** Start of Given information **
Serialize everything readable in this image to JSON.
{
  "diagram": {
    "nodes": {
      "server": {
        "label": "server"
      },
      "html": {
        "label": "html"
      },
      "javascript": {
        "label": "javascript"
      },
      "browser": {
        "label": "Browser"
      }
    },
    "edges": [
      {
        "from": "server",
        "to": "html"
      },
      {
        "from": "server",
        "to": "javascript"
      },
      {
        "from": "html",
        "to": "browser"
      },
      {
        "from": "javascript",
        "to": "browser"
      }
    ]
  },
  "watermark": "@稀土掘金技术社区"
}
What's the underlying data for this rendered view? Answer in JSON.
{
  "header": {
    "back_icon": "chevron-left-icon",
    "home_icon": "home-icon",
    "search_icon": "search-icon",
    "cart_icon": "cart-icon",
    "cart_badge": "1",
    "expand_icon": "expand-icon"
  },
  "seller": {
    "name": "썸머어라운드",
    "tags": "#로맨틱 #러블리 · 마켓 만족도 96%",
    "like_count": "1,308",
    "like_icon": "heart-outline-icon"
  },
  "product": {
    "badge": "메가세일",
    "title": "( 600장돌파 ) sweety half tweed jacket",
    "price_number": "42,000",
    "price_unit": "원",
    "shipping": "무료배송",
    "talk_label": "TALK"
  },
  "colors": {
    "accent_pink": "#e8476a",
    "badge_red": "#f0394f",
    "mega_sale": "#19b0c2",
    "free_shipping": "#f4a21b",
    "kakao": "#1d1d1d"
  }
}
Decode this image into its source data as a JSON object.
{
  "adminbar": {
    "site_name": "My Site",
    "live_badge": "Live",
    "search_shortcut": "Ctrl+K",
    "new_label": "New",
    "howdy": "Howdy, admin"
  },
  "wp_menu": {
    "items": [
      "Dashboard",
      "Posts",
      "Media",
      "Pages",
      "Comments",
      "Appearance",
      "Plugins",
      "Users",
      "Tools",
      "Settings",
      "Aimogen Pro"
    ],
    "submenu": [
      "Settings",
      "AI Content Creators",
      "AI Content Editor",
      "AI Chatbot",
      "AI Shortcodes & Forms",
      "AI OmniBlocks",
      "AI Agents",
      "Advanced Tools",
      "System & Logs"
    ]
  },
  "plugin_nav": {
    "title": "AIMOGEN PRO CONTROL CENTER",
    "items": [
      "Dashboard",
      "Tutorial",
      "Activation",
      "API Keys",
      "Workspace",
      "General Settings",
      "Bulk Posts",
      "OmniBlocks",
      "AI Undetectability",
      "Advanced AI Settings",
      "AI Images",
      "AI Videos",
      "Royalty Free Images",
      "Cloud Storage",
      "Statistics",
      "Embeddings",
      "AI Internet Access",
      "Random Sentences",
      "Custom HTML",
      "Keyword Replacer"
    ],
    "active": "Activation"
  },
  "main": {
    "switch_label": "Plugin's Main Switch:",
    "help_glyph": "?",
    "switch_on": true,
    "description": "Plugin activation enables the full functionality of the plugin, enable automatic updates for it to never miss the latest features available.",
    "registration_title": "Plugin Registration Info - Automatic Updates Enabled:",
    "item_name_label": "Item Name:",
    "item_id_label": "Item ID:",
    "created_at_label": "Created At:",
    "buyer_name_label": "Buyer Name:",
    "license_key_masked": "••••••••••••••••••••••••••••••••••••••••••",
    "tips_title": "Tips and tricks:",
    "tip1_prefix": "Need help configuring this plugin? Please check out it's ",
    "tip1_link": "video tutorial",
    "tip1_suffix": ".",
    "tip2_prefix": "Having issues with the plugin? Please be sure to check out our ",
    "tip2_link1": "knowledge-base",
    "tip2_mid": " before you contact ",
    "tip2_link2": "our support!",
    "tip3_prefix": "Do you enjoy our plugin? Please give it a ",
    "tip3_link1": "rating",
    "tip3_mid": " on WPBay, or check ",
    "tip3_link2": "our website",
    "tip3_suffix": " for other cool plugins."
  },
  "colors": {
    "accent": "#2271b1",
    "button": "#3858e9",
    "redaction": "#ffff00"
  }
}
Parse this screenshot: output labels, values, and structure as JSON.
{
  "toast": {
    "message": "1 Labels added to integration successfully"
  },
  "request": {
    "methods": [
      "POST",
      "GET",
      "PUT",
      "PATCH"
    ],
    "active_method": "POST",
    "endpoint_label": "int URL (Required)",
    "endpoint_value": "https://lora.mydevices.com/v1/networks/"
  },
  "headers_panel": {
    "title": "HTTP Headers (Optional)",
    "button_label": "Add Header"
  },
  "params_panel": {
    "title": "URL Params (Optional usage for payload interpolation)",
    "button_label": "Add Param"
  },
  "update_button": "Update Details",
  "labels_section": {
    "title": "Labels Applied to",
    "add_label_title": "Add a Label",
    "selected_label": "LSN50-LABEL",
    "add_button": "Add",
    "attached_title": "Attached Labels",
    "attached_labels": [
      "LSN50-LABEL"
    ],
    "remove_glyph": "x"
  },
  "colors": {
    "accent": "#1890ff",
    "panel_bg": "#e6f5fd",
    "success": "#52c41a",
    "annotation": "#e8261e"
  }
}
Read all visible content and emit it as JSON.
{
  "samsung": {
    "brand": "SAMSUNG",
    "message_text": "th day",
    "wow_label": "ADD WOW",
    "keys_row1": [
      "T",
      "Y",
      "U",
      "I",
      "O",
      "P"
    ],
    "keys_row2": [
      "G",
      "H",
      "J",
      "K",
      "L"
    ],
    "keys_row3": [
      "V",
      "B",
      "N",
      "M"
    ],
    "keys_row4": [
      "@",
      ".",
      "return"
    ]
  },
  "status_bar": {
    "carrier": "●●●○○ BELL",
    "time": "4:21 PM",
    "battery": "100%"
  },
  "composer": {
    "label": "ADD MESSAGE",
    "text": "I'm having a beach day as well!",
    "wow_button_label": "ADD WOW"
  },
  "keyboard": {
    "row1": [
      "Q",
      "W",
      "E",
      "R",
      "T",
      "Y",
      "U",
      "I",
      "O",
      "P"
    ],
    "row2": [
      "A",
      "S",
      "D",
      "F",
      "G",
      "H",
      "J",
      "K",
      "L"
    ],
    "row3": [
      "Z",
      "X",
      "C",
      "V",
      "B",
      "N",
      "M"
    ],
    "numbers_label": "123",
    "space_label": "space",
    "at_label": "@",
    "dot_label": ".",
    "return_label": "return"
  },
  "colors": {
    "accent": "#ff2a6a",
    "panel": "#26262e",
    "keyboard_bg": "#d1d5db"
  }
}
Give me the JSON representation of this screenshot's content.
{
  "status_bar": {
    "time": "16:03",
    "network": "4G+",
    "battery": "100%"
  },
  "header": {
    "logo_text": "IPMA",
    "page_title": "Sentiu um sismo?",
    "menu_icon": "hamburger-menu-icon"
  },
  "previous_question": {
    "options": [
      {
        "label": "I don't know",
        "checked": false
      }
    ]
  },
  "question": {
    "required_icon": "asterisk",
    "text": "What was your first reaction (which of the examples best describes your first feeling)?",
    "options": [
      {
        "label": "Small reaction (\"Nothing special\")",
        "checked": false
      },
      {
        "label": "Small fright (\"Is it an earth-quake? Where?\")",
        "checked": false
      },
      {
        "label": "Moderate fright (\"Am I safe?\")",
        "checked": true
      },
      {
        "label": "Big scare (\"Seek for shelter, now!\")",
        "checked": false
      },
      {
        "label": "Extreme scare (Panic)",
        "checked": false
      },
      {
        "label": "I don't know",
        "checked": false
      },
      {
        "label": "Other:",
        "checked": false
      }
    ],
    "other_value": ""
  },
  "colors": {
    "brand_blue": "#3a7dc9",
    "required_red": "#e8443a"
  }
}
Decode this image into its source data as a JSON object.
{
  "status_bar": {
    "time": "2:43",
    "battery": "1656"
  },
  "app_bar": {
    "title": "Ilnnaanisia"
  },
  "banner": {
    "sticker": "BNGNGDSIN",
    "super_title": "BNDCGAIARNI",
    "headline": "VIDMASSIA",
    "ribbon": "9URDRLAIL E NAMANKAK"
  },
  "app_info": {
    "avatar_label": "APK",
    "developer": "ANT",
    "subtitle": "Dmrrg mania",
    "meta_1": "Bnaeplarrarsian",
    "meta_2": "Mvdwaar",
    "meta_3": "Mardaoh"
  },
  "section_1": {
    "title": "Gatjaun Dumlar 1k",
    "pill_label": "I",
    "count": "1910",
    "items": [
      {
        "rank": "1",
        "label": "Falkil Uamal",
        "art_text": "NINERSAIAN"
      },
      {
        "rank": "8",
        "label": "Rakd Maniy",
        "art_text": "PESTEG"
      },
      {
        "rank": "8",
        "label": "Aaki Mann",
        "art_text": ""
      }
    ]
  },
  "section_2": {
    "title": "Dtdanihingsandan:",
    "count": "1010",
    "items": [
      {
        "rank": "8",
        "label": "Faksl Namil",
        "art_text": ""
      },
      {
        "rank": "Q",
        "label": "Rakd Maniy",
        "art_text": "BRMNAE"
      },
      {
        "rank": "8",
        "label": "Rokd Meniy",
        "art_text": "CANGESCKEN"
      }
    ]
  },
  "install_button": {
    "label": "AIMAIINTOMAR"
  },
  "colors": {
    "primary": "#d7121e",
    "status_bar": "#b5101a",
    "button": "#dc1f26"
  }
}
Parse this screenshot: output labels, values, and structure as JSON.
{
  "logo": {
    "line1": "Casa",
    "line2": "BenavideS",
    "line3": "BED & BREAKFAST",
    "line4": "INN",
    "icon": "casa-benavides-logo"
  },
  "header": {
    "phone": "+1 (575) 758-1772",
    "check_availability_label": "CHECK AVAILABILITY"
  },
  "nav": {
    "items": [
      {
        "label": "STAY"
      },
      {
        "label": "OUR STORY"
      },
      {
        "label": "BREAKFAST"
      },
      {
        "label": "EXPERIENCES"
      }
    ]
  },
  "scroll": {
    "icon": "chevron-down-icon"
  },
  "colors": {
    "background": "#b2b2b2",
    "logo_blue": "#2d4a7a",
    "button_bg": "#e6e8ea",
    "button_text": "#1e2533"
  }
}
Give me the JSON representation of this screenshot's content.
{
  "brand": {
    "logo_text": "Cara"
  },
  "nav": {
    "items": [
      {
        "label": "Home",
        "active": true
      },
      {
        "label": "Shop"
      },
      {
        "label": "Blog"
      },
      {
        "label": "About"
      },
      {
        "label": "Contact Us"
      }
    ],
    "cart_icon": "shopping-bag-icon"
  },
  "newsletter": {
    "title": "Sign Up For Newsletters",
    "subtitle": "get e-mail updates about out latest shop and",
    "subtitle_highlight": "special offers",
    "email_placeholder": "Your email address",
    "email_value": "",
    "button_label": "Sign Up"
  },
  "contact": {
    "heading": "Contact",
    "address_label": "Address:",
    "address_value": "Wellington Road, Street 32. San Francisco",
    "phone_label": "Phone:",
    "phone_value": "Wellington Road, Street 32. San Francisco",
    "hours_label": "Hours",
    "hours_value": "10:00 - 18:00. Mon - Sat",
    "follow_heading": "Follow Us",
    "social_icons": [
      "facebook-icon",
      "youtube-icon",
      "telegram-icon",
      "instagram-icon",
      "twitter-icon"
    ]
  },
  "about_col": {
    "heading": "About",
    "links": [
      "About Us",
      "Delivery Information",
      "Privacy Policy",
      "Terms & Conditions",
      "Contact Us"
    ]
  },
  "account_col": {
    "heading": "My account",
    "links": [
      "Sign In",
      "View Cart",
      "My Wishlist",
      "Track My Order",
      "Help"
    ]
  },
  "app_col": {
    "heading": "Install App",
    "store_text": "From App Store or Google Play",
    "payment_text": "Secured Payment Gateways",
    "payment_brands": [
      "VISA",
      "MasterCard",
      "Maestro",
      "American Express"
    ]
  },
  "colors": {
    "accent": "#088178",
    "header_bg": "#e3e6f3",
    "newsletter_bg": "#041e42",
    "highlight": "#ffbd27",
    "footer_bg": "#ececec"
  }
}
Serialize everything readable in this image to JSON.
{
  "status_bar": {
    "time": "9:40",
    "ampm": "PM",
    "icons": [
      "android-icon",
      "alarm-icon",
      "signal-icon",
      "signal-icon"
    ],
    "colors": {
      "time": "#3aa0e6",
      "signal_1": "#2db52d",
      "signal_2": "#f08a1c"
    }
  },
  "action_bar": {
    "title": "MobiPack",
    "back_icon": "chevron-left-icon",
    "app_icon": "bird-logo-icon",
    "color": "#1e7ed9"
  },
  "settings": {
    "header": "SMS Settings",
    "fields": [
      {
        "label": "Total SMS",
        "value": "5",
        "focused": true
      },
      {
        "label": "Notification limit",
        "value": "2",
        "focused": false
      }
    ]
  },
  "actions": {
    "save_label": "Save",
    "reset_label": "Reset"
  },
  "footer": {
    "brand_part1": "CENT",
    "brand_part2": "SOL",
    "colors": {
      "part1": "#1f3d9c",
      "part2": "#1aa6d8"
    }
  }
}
** End of Given information **
Task statement
Search the records for the word "time", then list every line that has it.

Solution to this exercise
    "time": "4:21 PM",
    "time": "16:03",
    "time": "2:43",
    "time": "9:40",
      "time": "#3aa0e6",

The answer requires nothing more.